SELECTED TEXT:
________________
I tend to agree with Bob, given that they will be available in GNAT, it is not
as though we have missed an opportunity here, and it would be unfortunate to set
mistakes in stone.

****************************************************************

From: Randy Brukardt
Sent: Friday, May 13, 2011  2:45 PM

> Whether it gets approved or not, I think AdaCore is probably going to
> go ahead with implementation.

OK, but it can only be under an extensions switch (as new syntax is involved).
That means that only people willing to be permanently locked into an AdaCore
compiler can use it. One would hope that is a reasonably small group, meaning it
won't have much use.

> Things I think are questionable (just for the record -- I'm not asking
> anyone to discuss these now):
>
>     Nulling out of Subpool_Handles.  The AI seems to say it's
>     OK to reuse subpools, so why null them out?  Anyway, if
>     dangling pointers are an issue, it's dangling pointers to
>     objects allocated in subpools, not (so much) dangling
>     Subpool_Handles.
>
>     Why do we have to do everything via handles anyway?
>     What's wrong with creating a subpool on the stack,
>     and let it be deallocated upon procedure return?

The intent was that subpool objects are logically part of the pool object; that
eliminates the need for separate accessibility checks for them and greatly
reduces the possibilities for dangling handles.

Other models are possible of course, but they would require extensive
accessibility checking -- which was part of why Tucker's proposals were so
overwhelmingly complicated. I didn't think anything with such checking could
ever get approved.

>     And in that case, why isn't Root_Subpool controlled?

Overhead, of course.

>     The idea that "new" can call either Allocate or Allocate_From_Subpool,
>     depending on compiler-writer's whim, seems kludgy to me.  The reason for
>     this kludge is that I insisted on doing it one way, and Randy insisted on
>     the other way.

There is no need for the kludge, it exists because you wouldn't admit that you
were wrong. ;-)

>     Objects in subpools should be finalized when the pool is finalized (if not
>     done earlier), not when the access type collection is finalized.
>     It seems really weird that this is an Implementation Permission,
>     rather than a hard requirement.

Making it a hard requirement means that implementations potentially have to
change more of their implementation. The flexibility seemed worthwhile
(especially as we don't have an implementation of that finalization mechanism
yet). And it shouldn't matter to users (given that the scopes have to be the
same).

>     Why does Default_Subpool_for_Pool raise Storage_Error if there is no
>     default?  Program_Error (or a more-specific No_Default_Subpool_Error)
>     would make more sense.

Makes no difference to me; this can be changed during editorial review.

>     There might be a better answer than "raise Program_Error" when
>     tasks are allocated in subpools.  But I can't determine that
>     without some serious study of our runtimes.  And Randy has
>     completely a opposing viewpoint on this.

I'm not sure what is "opposing" here; I think there is a better answer than
"raise Program_Error", too. I don't see much reason to fix termination issues
here alone, however; if there is a real problem, it ought to be fixed for all
tasks (via additional capabilities, of course).

The fact that tasks don't terminate immediately when completed forces zombie
tasks to live on all sorts of instances. We should consider adding a mechanism
to change that in every instance (rather than just this one).

The other part is "terminate" alternatives, I'd like to see those handled
somehow but that clearly is a separate issue.

> None of the above are major issues; I just feel like they haven't been
> thought through.  And Randy says there's no more time for "thinking
> through".
________________
TASK REQUIREMENTS:
• a. Please return, word for word, the passage of the subpool email thread between "Other models are" and "ever get approved.", inclusive.
• b. In the subpool email thread, what reason is given for Root_Subpool not being controlled?
• c. Extend the subpool email thread from the point where it stops.
The records have no connection to the subpool email thread.

MATERIAL:
________________
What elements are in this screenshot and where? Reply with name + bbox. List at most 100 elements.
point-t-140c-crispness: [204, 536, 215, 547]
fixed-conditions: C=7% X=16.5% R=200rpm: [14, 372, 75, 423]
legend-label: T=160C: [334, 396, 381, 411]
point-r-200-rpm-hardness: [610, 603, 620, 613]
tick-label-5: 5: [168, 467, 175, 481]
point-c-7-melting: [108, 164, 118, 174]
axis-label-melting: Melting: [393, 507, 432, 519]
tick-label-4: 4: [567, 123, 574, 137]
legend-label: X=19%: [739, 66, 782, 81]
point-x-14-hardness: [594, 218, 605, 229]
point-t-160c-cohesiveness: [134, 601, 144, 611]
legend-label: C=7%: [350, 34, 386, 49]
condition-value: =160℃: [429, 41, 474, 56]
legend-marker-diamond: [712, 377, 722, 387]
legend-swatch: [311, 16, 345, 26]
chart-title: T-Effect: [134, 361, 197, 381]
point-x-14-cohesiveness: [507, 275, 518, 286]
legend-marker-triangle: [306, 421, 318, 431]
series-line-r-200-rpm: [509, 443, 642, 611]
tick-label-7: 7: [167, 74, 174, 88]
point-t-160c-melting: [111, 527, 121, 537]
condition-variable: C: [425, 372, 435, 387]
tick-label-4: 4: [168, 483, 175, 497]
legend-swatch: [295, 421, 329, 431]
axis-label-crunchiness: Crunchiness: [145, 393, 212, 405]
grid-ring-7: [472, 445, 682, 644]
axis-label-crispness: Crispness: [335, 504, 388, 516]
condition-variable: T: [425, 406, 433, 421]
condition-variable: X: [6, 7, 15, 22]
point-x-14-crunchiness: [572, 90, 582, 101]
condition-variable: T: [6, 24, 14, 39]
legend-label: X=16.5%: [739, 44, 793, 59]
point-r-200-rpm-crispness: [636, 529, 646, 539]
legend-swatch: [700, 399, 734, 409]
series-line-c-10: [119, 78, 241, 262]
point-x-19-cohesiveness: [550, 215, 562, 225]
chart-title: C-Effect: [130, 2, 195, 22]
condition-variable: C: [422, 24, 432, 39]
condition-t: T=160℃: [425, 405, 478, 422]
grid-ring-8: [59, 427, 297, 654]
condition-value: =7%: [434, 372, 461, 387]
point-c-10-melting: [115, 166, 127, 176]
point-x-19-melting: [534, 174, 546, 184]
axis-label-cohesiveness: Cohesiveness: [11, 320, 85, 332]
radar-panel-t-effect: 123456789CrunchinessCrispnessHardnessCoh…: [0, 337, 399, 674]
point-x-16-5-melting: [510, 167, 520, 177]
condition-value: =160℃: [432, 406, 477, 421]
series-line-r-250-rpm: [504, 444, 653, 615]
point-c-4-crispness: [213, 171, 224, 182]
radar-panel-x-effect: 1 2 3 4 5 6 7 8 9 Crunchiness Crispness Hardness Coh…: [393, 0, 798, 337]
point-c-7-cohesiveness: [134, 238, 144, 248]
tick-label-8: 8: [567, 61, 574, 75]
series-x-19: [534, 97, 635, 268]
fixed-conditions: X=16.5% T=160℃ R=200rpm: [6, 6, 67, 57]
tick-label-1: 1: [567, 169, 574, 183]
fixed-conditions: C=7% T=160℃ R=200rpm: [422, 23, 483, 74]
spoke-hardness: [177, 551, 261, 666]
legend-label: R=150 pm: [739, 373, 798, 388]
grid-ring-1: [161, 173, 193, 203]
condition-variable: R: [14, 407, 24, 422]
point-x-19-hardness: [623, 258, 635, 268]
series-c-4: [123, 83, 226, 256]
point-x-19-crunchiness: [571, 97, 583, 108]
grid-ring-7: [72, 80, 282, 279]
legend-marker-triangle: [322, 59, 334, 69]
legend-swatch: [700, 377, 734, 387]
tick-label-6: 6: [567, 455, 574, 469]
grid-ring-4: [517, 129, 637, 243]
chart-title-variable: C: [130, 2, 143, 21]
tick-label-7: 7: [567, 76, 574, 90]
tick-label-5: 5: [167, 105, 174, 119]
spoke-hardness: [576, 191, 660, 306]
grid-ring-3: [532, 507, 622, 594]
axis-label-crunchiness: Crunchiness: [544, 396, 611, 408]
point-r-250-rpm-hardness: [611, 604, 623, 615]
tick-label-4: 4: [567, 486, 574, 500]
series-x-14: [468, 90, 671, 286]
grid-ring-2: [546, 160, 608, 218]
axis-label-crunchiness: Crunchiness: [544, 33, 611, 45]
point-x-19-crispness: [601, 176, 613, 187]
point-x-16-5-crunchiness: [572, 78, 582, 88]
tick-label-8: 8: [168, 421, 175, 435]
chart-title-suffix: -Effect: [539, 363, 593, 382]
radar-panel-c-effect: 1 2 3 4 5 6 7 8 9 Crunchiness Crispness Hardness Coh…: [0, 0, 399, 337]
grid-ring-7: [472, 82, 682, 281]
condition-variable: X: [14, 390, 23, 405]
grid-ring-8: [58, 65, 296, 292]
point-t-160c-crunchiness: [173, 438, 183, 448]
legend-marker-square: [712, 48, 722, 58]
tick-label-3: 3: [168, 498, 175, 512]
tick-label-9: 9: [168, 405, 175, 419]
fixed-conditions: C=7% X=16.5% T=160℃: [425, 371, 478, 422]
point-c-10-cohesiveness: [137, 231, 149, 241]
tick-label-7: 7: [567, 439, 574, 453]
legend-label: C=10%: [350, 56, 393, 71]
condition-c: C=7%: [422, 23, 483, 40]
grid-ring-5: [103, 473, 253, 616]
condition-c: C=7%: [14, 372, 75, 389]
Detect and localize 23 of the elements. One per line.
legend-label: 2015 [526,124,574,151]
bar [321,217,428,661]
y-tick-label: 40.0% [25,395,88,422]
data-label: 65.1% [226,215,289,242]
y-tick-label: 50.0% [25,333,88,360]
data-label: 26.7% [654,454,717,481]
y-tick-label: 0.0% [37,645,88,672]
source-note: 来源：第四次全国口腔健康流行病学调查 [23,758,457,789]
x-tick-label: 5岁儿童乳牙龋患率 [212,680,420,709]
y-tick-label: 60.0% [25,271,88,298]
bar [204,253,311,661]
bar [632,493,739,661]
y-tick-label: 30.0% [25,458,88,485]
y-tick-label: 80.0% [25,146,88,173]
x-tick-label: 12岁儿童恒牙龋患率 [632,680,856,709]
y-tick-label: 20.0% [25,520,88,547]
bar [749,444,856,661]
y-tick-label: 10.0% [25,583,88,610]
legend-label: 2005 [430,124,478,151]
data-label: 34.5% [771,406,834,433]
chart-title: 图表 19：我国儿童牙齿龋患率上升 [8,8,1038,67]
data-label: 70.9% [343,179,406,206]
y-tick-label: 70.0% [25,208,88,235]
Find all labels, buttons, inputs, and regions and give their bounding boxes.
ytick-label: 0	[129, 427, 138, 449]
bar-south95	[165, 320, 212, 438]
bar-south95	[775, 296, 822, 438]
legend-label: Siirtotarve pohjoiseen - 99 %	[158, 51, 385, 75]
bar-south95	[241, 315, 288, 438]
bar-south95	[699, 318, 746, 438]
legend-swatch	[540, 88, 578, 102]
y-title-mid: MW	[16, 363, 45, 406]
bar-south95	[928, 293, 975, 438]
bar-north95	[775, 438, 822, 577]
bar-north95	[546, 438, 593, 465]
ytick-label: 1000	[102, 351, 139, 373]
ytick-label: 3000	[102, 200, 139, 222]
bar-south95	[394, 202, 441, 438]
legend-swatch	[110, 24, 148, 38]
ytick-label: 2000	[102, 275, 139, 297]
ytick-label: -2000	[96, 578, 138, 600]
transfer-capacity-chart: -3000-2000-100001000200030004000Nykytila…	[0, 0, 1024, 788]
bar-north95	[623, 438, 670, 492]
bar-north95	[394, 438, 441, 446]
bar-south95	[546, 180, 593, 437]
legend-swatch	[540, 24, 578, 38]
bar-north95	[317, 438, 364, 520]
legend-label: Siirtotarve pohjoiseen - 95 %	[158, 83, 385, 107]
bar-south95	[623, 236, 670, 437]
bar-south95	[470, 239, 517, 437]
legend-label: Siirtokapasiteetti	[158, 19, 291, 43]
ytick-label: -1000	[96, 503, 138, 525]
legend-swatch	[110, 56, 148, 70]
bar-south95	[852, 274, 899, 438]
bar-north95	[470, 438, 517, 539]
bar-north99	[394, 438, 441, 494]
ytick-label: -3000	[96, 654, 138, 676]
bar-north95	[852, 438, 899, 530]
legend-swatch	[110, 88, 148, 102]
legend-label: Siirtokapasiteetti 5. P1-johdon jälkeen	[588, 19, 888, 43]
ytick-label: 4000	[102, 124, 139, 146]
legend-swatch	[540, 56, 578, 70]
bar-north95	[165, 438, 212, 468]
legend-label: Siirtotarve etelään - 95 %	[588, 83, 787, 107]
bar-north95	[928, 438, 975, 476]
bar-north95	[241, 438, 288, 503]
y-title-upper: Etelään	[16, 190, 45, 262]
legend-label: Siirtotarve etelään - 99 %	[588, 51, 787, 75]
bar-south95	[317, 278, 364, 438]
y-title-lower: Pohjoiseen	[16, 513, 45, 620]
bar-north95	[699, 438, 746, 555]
________________
RESULTS OF THE EXERCISE:
• a.
Other models are possible of course, but they would require extensive
accessibility checking -- which was part of why Tucker's proposals were so
overwhelmingly complicated. I didn't think anything with such checking could
ever get approved.

• b. Overhead.

• c.
I think they've been thought through for the model suggested by this AI.

If we want to consider a completely different model (such as the one you
suggested with separate objects or the very similar version that Brad proposed),
that's a different story. Clearly we can't do that in the time remaining.


But I think it is now or never for improving the memory management of Ada. Since
early finalization is not allowed, Ada supports no form of advanced memory
management for any object that might contain a controlled type. (Not only
subpools, but also no garbage collection or anything else semi-automatic.)
That's a huge restriction, meaning no unbounded containers or unbounded strings,
virtually no user-defined "objects", and little ability to use canned libraries.
That's clearly OK for some customers; those customers are unlikely to use
dynamic storage management anyway. But for the rest of us, we're going to remain
in the drak ages for another 6-10 years (using single vendor implementations is
not a realistic option for most - unless of course there is only a single
vendor). By that time, the only customers left will be those that don't want
dynamic memory in the first place, so there will be no value to spending time on
memory management issues.

So, if we decide that we don't want this now, I will oppose any future
consideration of such ideas. This should have been done in Ada 2005, and if we
can't do it in Ada 2012, it simply is too late to bother. We need to focus our
energies on what we can agree on (contracts).

****************************************************************

From: Bob Duff
Sent: Friday, May 13, 2011  3:22 PM

> OK, but it can only be under an extensions switch (as new syntax is
> involved).

Right, it would have to be controlled by some sort of option.

Anyway, if ARG approves this AI, I won't complain.
I expect there will be some binding interpretations coming along in that case,
which I suppose is OK.

****************************************************************

From: Robert Dewar
Sent: Friday, May 13, 2011  11:58 PM

> OK, but it can only be under an extensions switch (as new syntax is
> involved). That means that only people willing to be permanently
> locked into an AdaCore compiler can use it. One would hope that is a
> reasonably small group, meaning it won't have much use.

Actually the great majority of our users don't care about this issue, and use
GNAT extensions (pragmas and attributes for one thing) freely, so I don't think
this is an issue, if this feature is useful, people will use it.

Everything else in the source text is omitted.